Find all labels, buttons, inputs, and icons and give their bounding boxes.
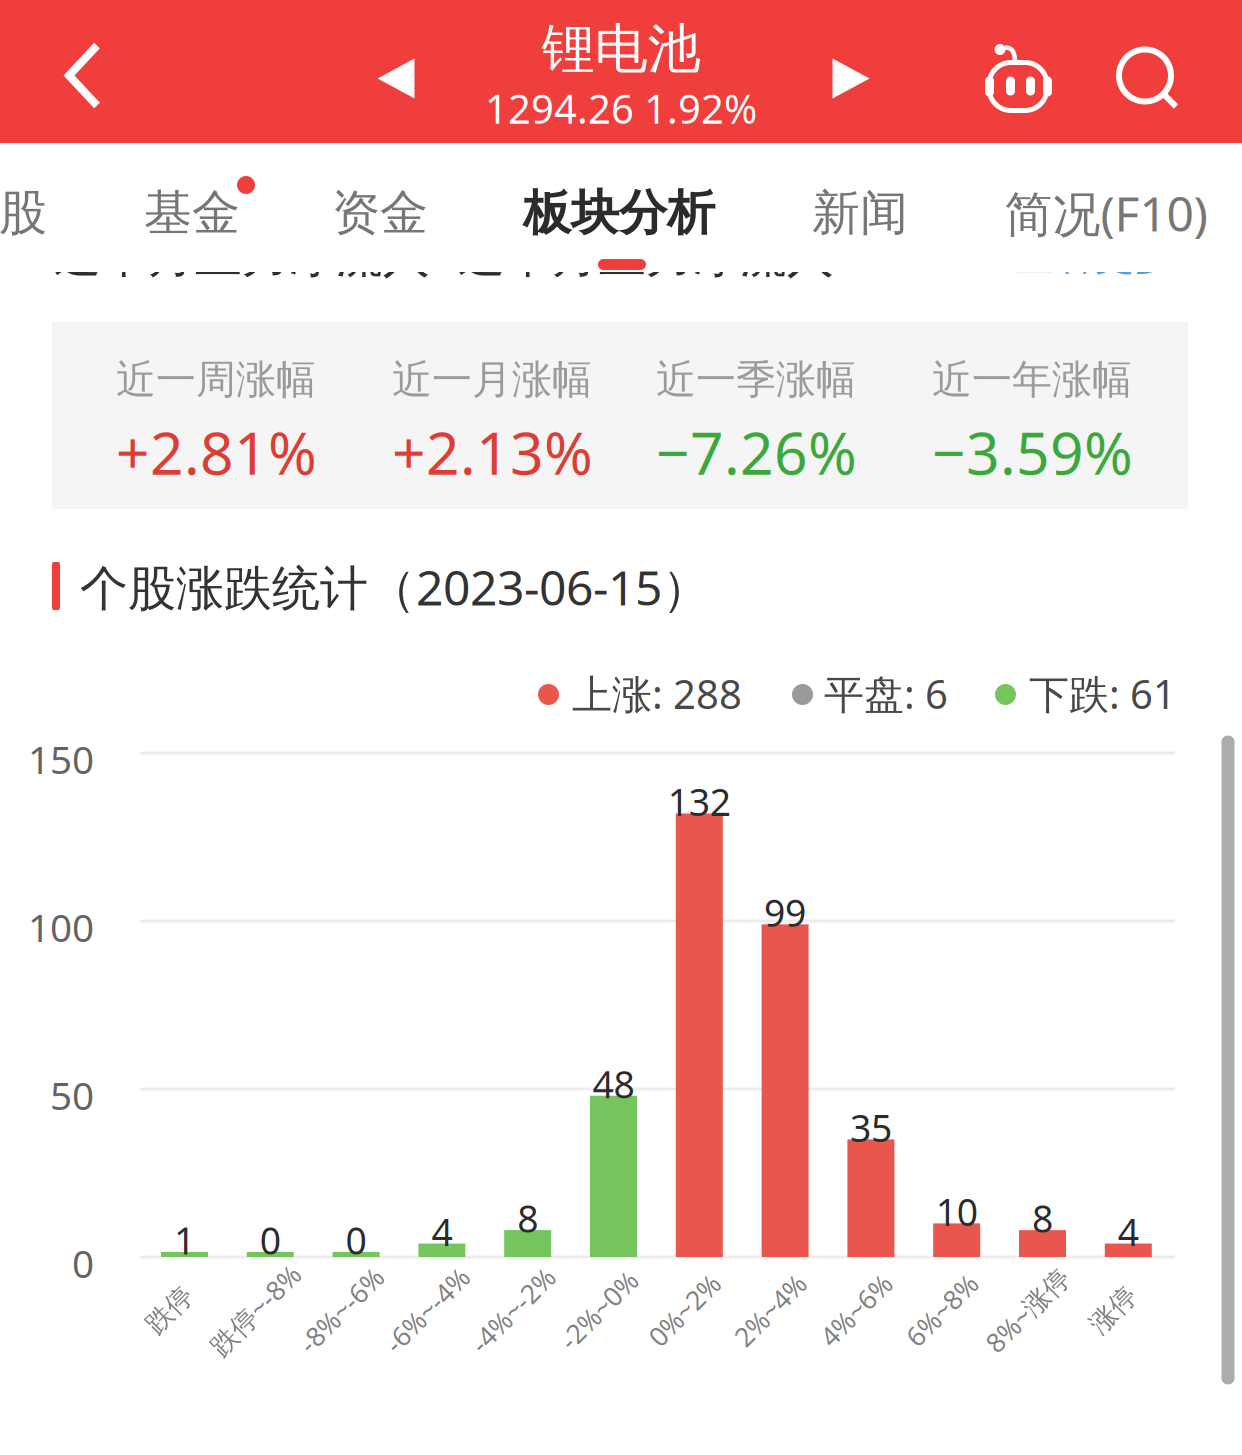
staticText: 近半月主力净流入 近半月主力净流入 [54,227,834,285]
staticText: 涨停 [1086,1294,1140,1326]
staticText: 35 [850,1103,892,1152]
staticText: 48 [592,1059,634,1108]
staticText: 8 [1032,1193,1053,1243]
button[interactable]: Assistant [954,7,1084,150]
staticText: 4 [431,1207,452,1256]
staticText: 10 [936,1187,978,1236]
staticText: +2.81% [116,413,317,491]
button[interactable]: Back [8,4,158,147]
staticText: 板块分析 [523,184,715,242]
staticText: 股 [0,184,47,242]
staticText: 0 [346,1215,367,1265]
staticText: 6%~8% [897,1292,986,1328]
staticText: 跌停 [142,1294,196,1326]
staticText: 个股涨跌统计（2023-06-15） [80,555,710,619]
staticText: 新闻 [812,184,908,242]
staticText: 0%~2% [640,1292,729,1328]
staticText: 99 [764,888,806,937]
staticText: 150 [28,733,94,785]
staticText: 上涨: 288 [572,667,742,720]
staticText: 4 [1118,1207,1139,1256]
staticText: 下跌: 61 [1029,667,1176,720]
staticText: -4%~-2% [459,1292,566,1328]
staticText: 近一周涨幅 [116,355,316,404]
staticText: 资金 [332,184,428,242]
staticText: 锂电池 [542,16,700,82]
button[interactable]: 近一年涨幅 [932,355,1147,485]
staticText: 8%~涨停 [974,1292,1080,1328]
button[interactable]: 板块分析 [474,158,764,268]
staticText: 132 [668,777,731,826]
staticText: 0 [260,1215,281,1265]
staticText: +2.13% [392,413,593,491]
button[interactable]: 简况(F10) [960,158,1242,268]
staticText: 近一年涨幅 [932,355,1132,404]
staticText: 查看更多 [1014,231,1174,280]
button[interactable]: 近一周涨幅 [116,355,331,485]
button[interactable]: 近一季涨幅 [656,355,871,485]
button[interactable]: Next sector [796,7,906,150]
staticText: 近一月涨幅 [392,355,592,404]
button[interactable]: 股 [0,158,47,268]
button[interactable]: Search [1083,7,1213,150]
button[interactable]: 近一月涨幅 [392,355,607,485]
staticText: 100 [28,901,94,953]
staticText: 平盘: 6 [824,667,948,720]
staticText: 2%~4% [726,1292,815,1328]
staticText: 1294.26 1.92% [485,82,757,135]
staticText: 近一季涨幅 [656,355,856,404]
staticText: 1 [174,1215,195,1265]
staticText: 50 [50,1069,94,1121]
staticText: 基金 [144,184,240,242]
staticText: 简况(F10) [1004,181,1208,245]
staticText: -6%~-4% [373,1292,480,1328]
staticText: -8%~-6% [288,1292,395,1328]
staticText: 跌停~-8% [198,1292,313,1328]
staticText: -2%~0% [550,1292,648,1328]
button[interactable]: 基金 [97,158,287,268]
button[interactable]: 资金 [285,158,475,268]
staticText: 4%~6% [811,1292,900,1328]
button[interactable]: Previous sector [341,7,451,150]
staticText: −7.26% [656,413,857,491]
button[interactable]: 新闻 [765,158,955,268]
staticText: 8 [517,1193,538,1243]
staticText: 0 [72,1237,94,1289]
staticText: −3.59% [932,413,1133,491]
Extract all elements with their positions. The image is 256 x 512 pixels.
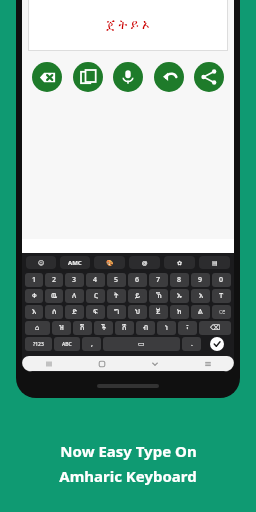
button[interactable]: ⌂ (25, 321, 50, 335)
button[interactable]: ABC (54, 337, 80, 351)
button[interactable]: ፐ (212, 289, 231, 303)
staticText: ት (114, 291, 119, 301)
button[interactable]: ዝ (52, 321, 71, 335)
staticText: Now Easy Type On (60, 441, 197, 461)
button[interactable]: ⌫ (199, 321, 231, 335)
staticText: ግ (114, 307, 120, 317)
staticText: 🎨 (106, 259, 114, 266)
staticText: 1 (32, 275, 37, 285)
staticText: AMC (68, 259, 82, 267)
staticText: ነ (165, 323, 168, 333)
button[interactable]: ይ (128, 289, 147, 303)
staticText: 6 (135, 275, 140, 285)
staticText: ቀ (32, 291, 37, 301)
staticText: ኸ (156, 291, 162, 301)
button[interactable]: 7 (149, 273, 168, 287)
button[interactable]: 🎨 (94, 256, 125, 269)
button[interactable]: ኸ (149, 289, 168, 303)
staticText: 3 (72, 275, 77, 285)
button[interactable]: Backspace (32, 62, 62, 92)
staticText: Amharic Keyboard (59, 466, 197, 486)
button[interactable]: ች (94, 321, 113, 335)
button[interactable]: Enter (210, 337, 224, 351)
staticText: ፣ (186, 323, 189, 333)
button[interactable]: Home (75, 356, 128, 371)
button[interactable]: @ (129, 256, 160, 269)
button[interactable]: እ (25, 305, 43, 319)
button[interactable]: 0 (212, 273, 231, 287)
staticText: ጀ (156, 307, 161, 317)
button[interactable]: Recents (22, 356, 75, 371)
button[interactable]: ሰ (45, 305, 63, 319)
button[interactable]: ▤ (199, 256, 230, 269)
staticText: ዝ (59, 323, 64, 333)
button[interactable]: ድ (65, 305, 84, 319)
staticText: ⌫ (210, 324, 220, 332)
button[interactable]: AMC (60, 256, 90, 269)
button[interactable]: , (82, 337, 101, 351)
button[interactable]: Share (194, 62, 224, 92)
button[interactable]: ብ (136, 321, 155, 335)
staticText: ▤ (212, 259, 218, 266)
staticText: 7 (156, 275, 161, 285)
staticText: ?123 (33, 341, 44, 348)
staticText: ABC (62, 341, 72, 348)
staticText: ክ (177, 307, 182, 317)
button[interactable]: ት (107, 289, 126, 303)
button[interactable]: ር (86, 289, 105, 303)
button[interactable]: ▭ (103, 337, 180, 351)
staticText: ✿ (177, 259, 183, 266)
staticText: ኡ (177, 291, 182, 301)
staticText: 2 (52, 275, 57, 285)
button[interactable]: ጀ (149, 305, 168, 319)
button[interactable]: ሸ (115, 321, 134, 335)
button[interactable]: ነ (157, 321, 176, 335)
button[interactable]: ः (212, 305, 231, 319)
staticText: ሸ (122, 323, 127, 333)
button[interactable]: 1 (25, 273, 43, 287)
staticText: ል (198, 307, 203, 317)
button[interactable]: Keyboard options (181, 356, 234, 371)
staticText: ይ (135, 291, 141, 301)
button[interactable]: ቀ (25, 289, 43, 303)
button[interactable]: 6 (128, 273, 147, 287)
button[interactable]: ?123 (25, 337, 52, 351)
staticText: ⌂ (35, 324, 40, 332)
button[interactable]: . (182, 337, 201, 351)
staticText: ፐ (219, 291, 224, 301)
button[interactable]: 8 (170, 273, 189, 287)
staticText: ▭ (138, 340, 145, 348)
button[interactable]: ል (191, 305, 210, 319)
button[interactable]: ክ (170, 305, 189, 319)
button[interactable]: Voice input (113, 62, 143, 92)
staticText: ☺ (38, 259, 45, 266)
staticText: ህ (135, 307, 141, 317)
button[interactable]: 9 (191, 273, 210, 287)
button[interactable]: ግ (107, 305, 126, 319)
button[interactable]: ዉ (45, 289, 63, 303)
button[interactable]: 3 (65, 273, 84, 287)
staticText: 5 (114, 275, 119, 285)
button[interactable]: ሽ (73, 321, 92, 335)
button[interactable]: Undo (154, 62, 184, 92)
button[interactable]: ☺ (26, 256, 56, 269)
button[interactable]: ፣ (178, 321, 197, 335)
staticText: 8 (177, 275, 182, 285)
staticText: 4 (93, 275, 98, 285)
button[interactable]: አ (191, 289, 210, 303)
button[interactable]: ✿ (164, 256, 195, 269)
staticText: ሰ (52, 307, 57, 317)
staticText: ዉ (51, 291, 58, 301)
button[interactable]: Back (128, 356, 181, 371)
button[interactable]: ህ (128, 305, 147, 319)
staticText: 0 (219, 275, 224, 285)
staticText: ድ (72, 307, 78, 317)
button[interactable]: 4 (86, 273, 105, 287)
button[interactable]: ፍ (86, 305, 105, 319)
button[interactable]: ኡ (170, 289, 189, 303)
button[interactable]: 2 (45, 273, 63, 287)
button[interactable]: 5 (107, 273, 126, 287)
button[interactable]: ለ (65, 289, 84, 303)
staticText: ር (94, 291, 98, 301)
button[interactable]: Copy (73, 62, 103, 92)
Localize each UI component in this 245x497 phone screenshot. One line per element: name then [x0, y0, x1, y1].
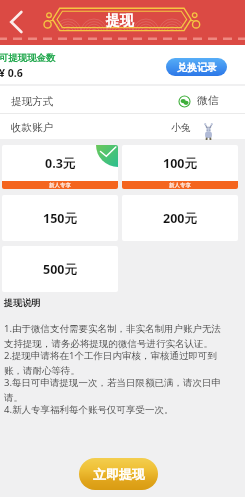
staticText: 提现方式 [11, 95, 53, 108]
button[interactable]: 150元 [2, 195, 118, 241]
staticText: 3.每日可申请提现一次，若当日限额已满，请次日申请。 [4, 376, 228, 403]
button[interactable]: 兑换记录 [166, 58, 227, 76]
staticText: 150元 [43, 210, 77, 227]
button[interactable]: 立即提现 [79, 458, 158, 490]
staticText: 200元 [163, 210, 197, 227]
staticText: ¥ 0.6 [0, 66, 23, 80]
staticText: 提现说明 [4, 297, 41, 309]
staticText: 4.新人专享福利每个账号仅可享受一次。 [4, 403, 228, 416]
staticText: 100元 [163, 155, 197, 172]
button[interactable]: 收款账户 [0, 114, 245, 139]
staticText: 新人专享 [169, 182, 191, 189]
staticText: 立即提现 [93, 466, 145, 482]
button[interactable]: 100元 [122, 145, 238, 189]
staticText: 2.提现申请将在1个工作日内审核，审核通过即可到账，请耐心等待。 [4, 349, 228, 376]
staticText: 微信 [197, 94, 219, 108]
staticText: 收款账户 [11, 121, 53, 134]
button[interactable]: 500元 [2, 246, 118, 292]
button[interactable]: 提现方式 [0, 86, 245, 113]
staticText: 新人专享 [49, 182, 71, 189]
staticText: 小兔 [171, 122, 191, 134]
staticText: 1.由于微信支付需要实名制，非实名制用户账户无法支持提现，请务必将提现的微信号进… [4, 322, 228, 349]
button[interactable]: 0.3元 [2, 145, 118, 189]
button[interactable]: Back [0, 6, 32, 38]
staticText: 500元 [43, 261, 77, 278]
staticText: 可提现现金数 [0, 52, 56, 64]
staticText: 0.3元 [45, 155, 76, 172]
staticText: 兑换记录 [177, 61, 217, 74]
button[interactable]: 200元 [122, 195, 238, 241]
staticText: 提现 [106, 12, 134, 30]
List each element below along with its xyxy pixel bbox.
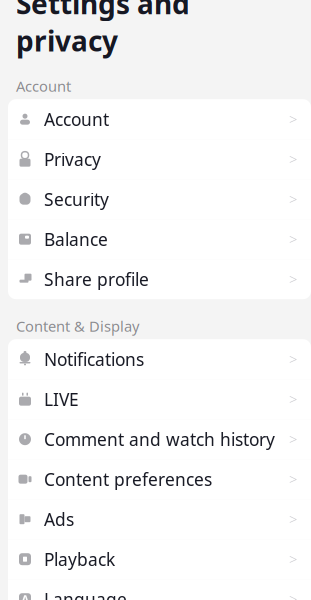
staticText: >: [289, 509, 297, 529]
staticText: Comment and watch history: [44, 428, 275, 451]
staticText: Language: [44, 588, 127, 600]
staticText: LIVE: [44, 388, 79, 411]
staticText: Balance: [44, 228, 108, 251]
button[interactable]: Security: [8, 179, 311, 219]
staticText: >: [289, 109, 297, 129]
staticText: >: [289, 429, 297, 449]
staticText: Playback: [44, 548, 115, 571]
button[interactable]: Comment and watch history: [8, 419, 311, 459]
staticText: >: [289, 189, 297, 209]
staticText: >: [289, 269, 297, 289]
button[interactable]: Account: [8, 99, 311, 139]
staticText: Security: [44, 188, 109, 211]
staticText: Content & Display: [16, 316, 139, 336]
button[interactable]: Balance: [8, 219, 311, 259]
button[interactable]: Ads: [8, 499, 311, 539]
button[interactable]: Content preferences: [8, 459, 311, 499]
staticText: A: [22, 592, 28, 600]
staticText: Notifications: [44, 348, 144, 371]
staticText: Ads: [44, 508, 74, 531]
staticText: >: [289, 549, 297, 569]
staticText: Settings and privacy: [16, 0, 190, 59]
staticText: Account: [16, 76, 71, 96]
button[interactable]: Notifications: [8, 339, 311, 379]
button[interactable]: Playback: [8, 539, 311, 579]
staticText: Share profile: [44, 268, 149, 291]
staticText: >: [289, 589, 297, 600]
staticText: Privacy: [44, 148, 101, 171]
staticText: Content preferences: [44, 468, 212, 491]
staticText: >: [289, 389, 297, 409]
button[interactable]: Privacy: [8, 139, 311, 179]
button[interactable]: A: [8, 579, 311, 600]
staticText: >: [289, 229, 297, 249]
staticText: >: [289, 469, 297, 489]
button[interactable]: LIVE: [8, 379, 311, 419]
staticText: >: [289, 149, 297, 169]
staticText: >: [289, 349, 297, 369]
staticText: Account: [44, 108, 109, 131]
button[interactable]: Share profile: [8, 259, 311, 299]
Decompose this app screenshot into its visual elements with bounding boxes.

[EXERCISE]: Print the lines starting at the one that contains "staticText: 提现方式 [11, 95, 53, 108]" and ending at the one that contains "staticText: 4.新人专享福利每个账号仅可享受一次。 [4, 403, 228, 416]", both included, each exactly as it appears in the entries above.

[CORRECT ANSWER]:
staticText: 提现方式 [11, 95, 53, 108]
button[interactable]: 150元 [2, 195, 118, 241]
staticText: 3.每日可申请提现一次，若当日限额已满，请次日申请。 [4, 376, 228, 403]
button[interactable]: 兑换记录 [166, 58, 227, 76]
staticText: 150元 [43, 210, 77, 227]
button[interactable]: 立即提现 [79, 458, 158, 490]
staticText: 200元 [163, 210, 197, 227]
staticText: ¥ 0.6 [0, 66, 23, 80]
staticText: 提现说明 [4, 297, 41, 309]
staticText: 4.新人专享福利每个账号仅可享受一次。 [4, 403, 228, 416]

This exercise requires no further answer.